- The problem
Here are some entries; quote each one exactly.

+ + + + + + +

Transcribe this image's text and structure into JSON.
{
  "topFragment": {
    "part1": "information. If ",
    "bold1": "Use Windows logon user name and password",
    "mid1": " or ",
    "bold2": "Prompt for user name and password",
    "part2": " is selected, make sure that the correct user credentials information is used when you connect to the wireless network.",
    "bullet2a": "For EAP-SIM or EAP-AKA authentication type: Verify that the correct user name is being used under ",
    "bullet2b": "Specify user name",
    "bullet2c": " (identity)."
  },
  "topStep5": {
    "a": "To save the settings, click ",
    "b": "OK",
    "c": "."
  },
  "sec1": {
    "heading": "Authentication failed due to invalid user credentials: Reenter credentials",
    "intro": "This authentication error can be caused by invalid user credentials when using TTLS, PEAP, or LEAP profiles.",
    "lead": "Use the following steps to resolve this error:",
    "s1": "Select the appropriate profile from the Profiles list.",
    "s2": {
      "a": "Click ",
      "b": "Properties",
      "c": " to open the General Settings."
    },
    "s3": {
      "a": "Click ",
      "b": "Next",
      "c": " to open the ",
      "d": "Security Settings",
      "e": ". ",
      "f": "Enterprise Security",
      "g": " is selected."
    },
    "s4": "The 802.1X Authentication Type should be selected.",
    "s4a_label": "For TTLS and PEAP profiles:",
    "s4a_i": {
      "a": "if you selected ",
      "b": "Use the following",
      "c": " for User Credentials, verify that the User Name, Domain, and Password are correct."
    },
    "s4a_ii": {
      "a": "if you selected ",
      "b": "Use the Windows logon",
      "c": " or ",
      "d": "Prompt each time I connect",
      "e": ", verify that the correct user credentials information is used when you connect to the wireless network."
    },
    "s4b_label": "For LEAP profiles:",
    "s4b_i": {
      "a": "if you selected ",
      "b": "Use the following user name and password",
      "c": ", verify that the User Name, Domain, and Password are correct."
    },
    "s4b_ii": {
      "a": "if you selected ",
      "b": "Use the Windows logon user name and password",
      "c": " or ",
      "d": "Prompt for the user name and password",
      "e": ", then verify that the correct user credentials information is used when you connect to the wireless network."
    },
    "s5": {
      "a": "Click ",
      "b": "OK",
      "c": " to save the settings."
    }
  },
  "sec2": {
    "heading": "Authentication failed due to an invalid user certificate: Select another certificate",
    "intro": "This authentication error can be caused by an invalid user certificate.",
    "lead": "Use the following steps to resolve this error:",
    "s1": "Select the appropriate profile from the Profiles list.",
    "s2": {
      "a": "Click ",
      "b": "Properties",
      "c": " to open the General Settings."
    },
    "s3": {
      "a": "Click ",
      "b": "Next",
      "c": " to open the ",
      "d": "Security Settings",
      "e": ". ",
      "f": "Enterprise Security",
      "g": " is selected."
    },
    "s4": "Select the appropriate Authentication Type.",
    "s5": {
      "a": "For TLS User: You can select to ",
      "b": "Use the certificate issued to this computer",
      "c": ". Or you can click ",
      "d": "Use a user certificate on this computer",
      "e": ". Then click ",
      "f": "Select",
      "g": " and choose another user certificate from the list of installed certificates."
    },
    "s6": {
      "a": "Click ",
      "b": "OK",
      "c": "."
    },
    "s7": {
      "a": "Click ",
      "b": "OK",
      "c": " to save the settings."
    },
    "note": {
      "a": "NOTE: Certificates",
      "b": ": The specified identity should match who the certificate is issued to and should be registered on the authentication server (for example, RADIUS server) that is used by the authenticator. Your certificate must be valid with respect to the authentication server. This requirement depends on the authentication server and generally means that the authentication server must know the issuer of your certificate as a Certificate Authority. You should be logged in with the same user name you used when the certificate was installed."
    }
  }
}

+ + + + + + +

- Problem solution
Transcribe this image's text and structure into JSON.
{
  "topFragment": {
    "part1": "information. If ",
    "bold1": "Use Windows logon user name and password",
    "mid1": " or ",
    "bold2": "Prompt for user name and password",
    "part2": " is selected, make sure that the correct user credentials information is used when you connect to the wireless network.",
    "bullet2a": "For EAP-SIM or EAP-AKA authentication type: Verify that the correct user name is being used under ",
    "bullet2b": "Specify user name",
    "bullet2c": " (identity)."
  },
  "topStep5": {
    "a": "To save the settings, click ",
    "b": "OK",
    "c": "."
  },
  "sec1": {
    "heading": "Authentication failed due to invalid user credentials: Reenter credentials",
    "intro": "This authentication error can be caused by invalid user credentials when using TTLS, PEAP, or LEAP profiles.",
    "lead": "Use the following steps to resolve this error:",
    "s1": "Select the appropriate profile from the Profiles list.",
    "s2": {
      "a": "Click ",
      "b": "Properties",
      "c": " to open the General Settings."
    },
    "s3": {
      "a": "Click ",
      "b": "Next",
      "c": " to open the ",
      "d": "Security Settings",
      "e": ". ",
      "f": "Enterprise Security",
      "g": " is selected."
    },
    "s4": "The 802.1X Authentication Type should be selected.",
    "s4a_label": "For TTLS and PEAP profiles:",
    "s4a_i": {
      "a": "if you selected ",
      "b": "Use the following",
      "c": " for User Credentials, verify that the User Name, Domain, and Password are correct."
    },
    "s4a_ii": {
      "a": "if you selected ",
      "b": "Use the Windows logon",
      "c": " or ",
      "d": "Prompt each time I connect",
      "e": ", verify that the correct user credentials information is used when you connect to the wireless network."
    },
    "s4b_label": "For LEAP profiles:",
    "s4b_i": {
      "a": "if you selected ",
      "b": "Use the following user name and password",
      "c": ", verify that the User Name, Domain, and Password are correct."
    },
    "s4b_ii": {
      "a": "if you selected ",
      "b": "Use the Windows logon user name and password",
      "c": " or ",
      "d": "Prompt for the user name and password",
      "e": ", then verify that the correct user credentials information is used when you connect to the wireless network."
    },
    "s5": {
      "a": "Click ",
      "b": "OK",
      "c": " to save the settings."
    }
  },
  "sec2": {
    "heading": "Authentication failed due to an invalid user certificate: Select another certificate",
    "intro": "This authentication error can be caused by an invalid user certificate.",
    "lead": "Use the following steps to resolve this error:",
    "s1": "Select the appropriate profile from the Profiles list.",
    "s2": {
      "a": "Click ",
      "b": "Properties",
      "c": " to open the General Settings."
    },
    "s3": {
      "a": "Click ",
      "b": "Next",
      "c": " to open the ",
      "d": "Security Settings",
      "e": ". ",
      "f": "Enterprise Security",
      "g": " is selected."
    },
    "s4": "Select the appropriate Authentication Type.",
    "s5": {
      "a": "For TLS User: You can select to ",
      "b": "Use the certificate issued to this computer",
      "c": ". Or you can click ",
      "d": "Use a user certificate on this computer",
      "e": ". Then click ",
      "f": "Select",
      "g": " and choose another user certificate from the list of installed certificates."
    },
    "s6": {
      "a": "Click ",
      "b": "OK",
      "c": "."
    },
    "s7": {
      "a": "Click ",
      "b": "OK",
      "c": " to save the settings."
    },
    "note": {
      "a": "NOTE: Certificates",
      "b": ": The specified identity should match who the certificate is issued to and should be registered on the authentication server (for example, RADIUS server) that is used by the authenticator. Your certificate must be valid with respect to the authentication server. This requirement depends on the authentication server and generally means that the authentication server must know the issuer of your certificate as a Certificate Authority. You should be logged in with the same user name you used when the certificate was installed."
    }
  }
}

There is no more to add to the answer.